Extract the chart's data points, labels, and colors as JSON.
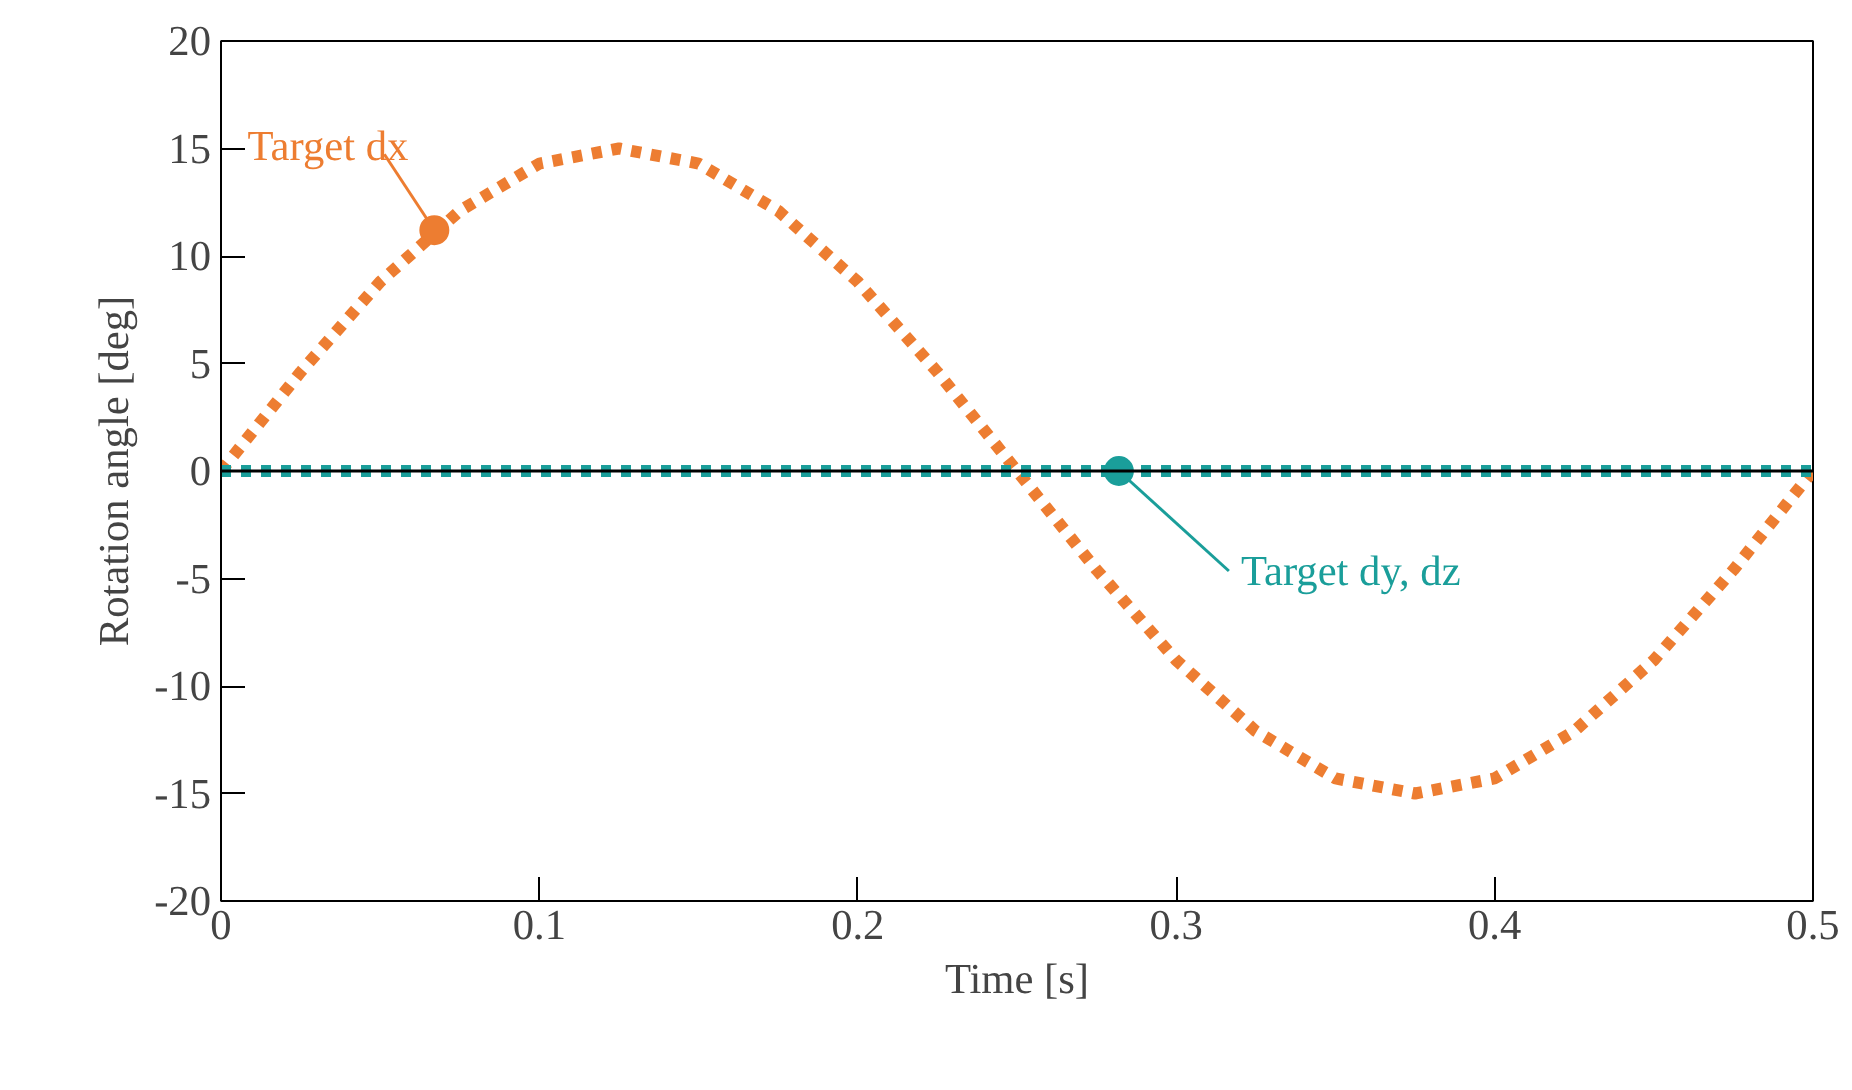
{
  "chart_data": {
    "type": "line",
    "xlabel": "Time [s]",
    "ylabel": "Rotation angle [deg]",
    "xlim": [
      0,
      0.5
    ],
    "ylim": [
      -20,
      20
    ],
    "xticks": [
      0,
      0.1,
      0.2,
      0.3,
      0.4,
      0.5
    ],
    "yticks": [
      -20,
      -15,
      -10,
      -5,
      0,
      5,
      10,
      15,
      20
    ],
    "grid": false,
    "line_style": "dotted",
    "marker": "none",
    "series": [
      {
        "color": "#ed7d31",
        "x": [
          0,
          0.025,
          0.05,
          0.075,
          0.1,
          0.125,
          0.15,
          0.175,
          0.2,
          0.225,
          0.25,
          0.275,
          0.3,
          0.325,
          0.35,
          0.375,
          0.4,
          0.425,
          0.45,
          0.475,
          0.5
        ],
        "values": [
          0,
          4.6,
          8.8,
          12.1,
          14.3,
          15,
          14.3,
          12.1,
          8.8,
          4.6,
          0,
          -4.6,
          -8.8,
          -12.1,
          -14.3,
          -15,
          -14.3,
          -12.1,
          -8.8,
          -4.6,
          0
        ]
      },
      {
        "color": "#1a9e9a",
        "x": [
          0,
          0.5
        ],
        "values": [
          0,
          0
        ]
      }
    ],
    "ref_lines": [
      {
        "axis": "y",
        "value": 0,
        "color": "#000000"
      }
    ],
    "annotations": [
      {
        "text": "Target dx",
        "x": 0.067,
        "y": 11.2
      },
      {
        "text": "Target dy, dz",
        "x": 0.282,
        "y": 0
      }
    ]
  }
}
=====
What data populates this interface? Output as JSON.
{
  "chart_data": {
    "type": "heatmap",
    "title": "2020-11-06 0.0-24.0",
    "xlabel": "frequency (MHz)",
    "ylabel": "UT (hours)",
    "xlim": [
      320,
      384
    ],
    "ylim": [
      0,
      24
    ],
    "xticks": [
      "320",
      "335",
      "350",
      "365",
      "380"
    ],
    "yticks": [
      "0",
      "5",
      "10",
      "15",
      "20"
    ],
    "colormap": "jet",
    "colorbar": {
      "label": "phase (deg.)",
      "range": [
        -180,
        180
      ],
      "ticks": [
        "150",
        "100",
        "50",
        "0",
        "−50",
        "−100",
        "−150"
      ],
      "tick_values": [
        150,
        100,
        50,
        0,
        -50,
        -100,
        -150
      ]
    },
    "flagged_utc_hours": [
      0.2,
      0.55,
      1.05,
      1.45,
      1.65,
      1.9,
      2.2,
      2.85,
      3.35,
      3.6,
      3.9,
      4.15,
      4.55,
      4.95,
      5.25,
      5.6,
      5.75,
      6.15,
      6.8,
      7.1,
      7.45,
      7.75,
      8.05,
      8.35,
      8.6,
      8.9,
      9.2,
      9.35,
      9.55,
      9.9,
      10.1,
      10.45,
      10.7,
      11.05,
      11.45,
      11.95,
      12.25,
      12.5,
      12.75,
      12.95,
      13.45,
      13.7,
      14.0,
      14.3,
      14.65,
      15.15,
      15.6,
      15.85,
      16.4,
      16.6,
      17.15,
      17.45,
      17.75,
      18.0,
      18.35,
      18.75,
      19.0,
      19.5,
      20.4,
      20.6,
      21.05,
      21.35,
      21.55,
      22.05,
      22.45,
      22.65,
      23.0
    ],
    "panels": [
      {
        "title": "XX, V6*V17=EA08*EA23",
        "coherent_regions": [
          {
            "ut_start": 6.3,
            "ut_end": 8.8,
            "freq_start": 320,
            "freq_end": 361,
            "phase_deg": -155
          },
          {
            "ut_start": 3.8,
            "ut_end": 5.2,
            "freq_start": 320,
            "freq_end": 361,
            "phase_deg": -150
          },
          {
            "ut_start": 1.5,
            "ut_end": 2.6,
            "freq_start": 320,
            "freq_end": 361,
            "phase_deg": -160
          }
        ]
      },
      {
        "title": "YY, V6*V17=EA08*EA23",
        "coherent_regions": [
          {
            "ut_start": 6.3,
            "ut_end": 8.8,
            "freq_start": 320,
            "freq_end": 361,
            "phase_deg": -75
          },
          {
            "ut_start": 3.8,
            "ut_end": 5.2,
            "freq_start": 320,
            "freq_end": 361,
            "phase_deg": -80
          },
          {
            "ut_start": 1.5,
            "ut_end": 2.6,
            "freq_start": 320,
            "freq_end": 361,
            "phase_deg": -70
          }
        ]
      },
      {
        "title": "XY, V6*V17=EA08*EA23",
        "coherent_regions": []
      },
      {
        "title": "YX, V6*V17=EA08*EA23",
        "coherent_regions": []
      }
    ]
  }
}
=====
Collect each line holding the string "JSON".

Extract the chart's data points, labels, and colors as JSON.
What data populates this interface? Output as JSON.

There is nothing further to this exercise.